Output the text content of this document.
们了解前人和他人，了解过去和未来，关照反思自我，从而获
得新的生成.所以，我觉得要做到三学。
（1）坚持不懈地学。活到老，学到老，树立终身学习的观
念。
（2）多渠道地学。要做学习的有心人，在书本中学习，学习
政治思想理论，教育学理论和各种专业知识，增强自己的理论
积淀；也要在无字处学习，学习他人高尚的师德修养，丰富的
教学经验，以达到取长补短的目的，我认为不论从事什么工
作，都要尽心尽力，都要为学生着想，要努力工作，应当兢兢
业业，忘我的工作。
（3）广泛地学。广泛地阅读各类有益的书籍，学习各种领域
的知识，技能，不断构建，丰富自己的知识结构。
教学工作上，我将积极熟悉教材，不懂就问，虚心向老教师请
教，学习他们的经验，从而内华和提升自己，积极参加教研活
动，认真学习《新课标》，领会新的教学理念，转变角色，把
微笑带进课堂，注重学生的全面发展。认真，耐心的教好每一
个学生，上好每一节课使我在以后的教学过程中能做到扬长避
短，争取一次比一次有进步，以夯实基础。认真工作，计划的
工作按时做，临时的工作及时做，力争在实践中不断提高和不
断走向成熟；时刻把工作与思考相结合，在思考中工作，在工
============================================================
Set task
What is needed here is an exact reproduction of all the entries.

Written solution
Output the text content of this document.
们了解前人和他人，了解过去和未来，关照反思自我，从而获
得新的生成.所以，我觉得要做到三学。
（1）坚持不懈地学。活到老，学到老，树立终身学习的观
念。
（2）多渠道地学。要做学习的有心人，在书本中学习，学习
政治思想理论，教育学理论和各种专业知识，增强自己的理论
积淀；也要在无字处学习，学习他人高尚的师德修养，丰富的
教学经验，以达到取长补短的目的，我认为不论从事什么工
作，都要尽心尽力，都要为学生着想，要努力工作，应当兢兢
业业，忘我的工作。
（3）广泛地学。广泛地阅读各类有益的书籍，学习各种领域
的知识，技能，不断构建，丰富自己的知识结构。
教学工作上，我将积极熟悉教材，不懂就问，虚心向老教师请
教，学习他们的经验，从而内华和提升自己，积极参加教研活
动，认真学习《新课标》，领会新的教学理念，转变角色，把
微笑带进课堂，注重学生的全面发展。认真，耐心的教好每一
个学生，上好每一节课使我在以后的教学过程中能做到扬长避
短，争取一次比一次有进步，以夯实基础。认真工作，计划的
工作按时做，临时的工作及时做，力争在实践中不断提高和不
断走向成熟；时刻把工作与思考相结合，在思考中工作，在工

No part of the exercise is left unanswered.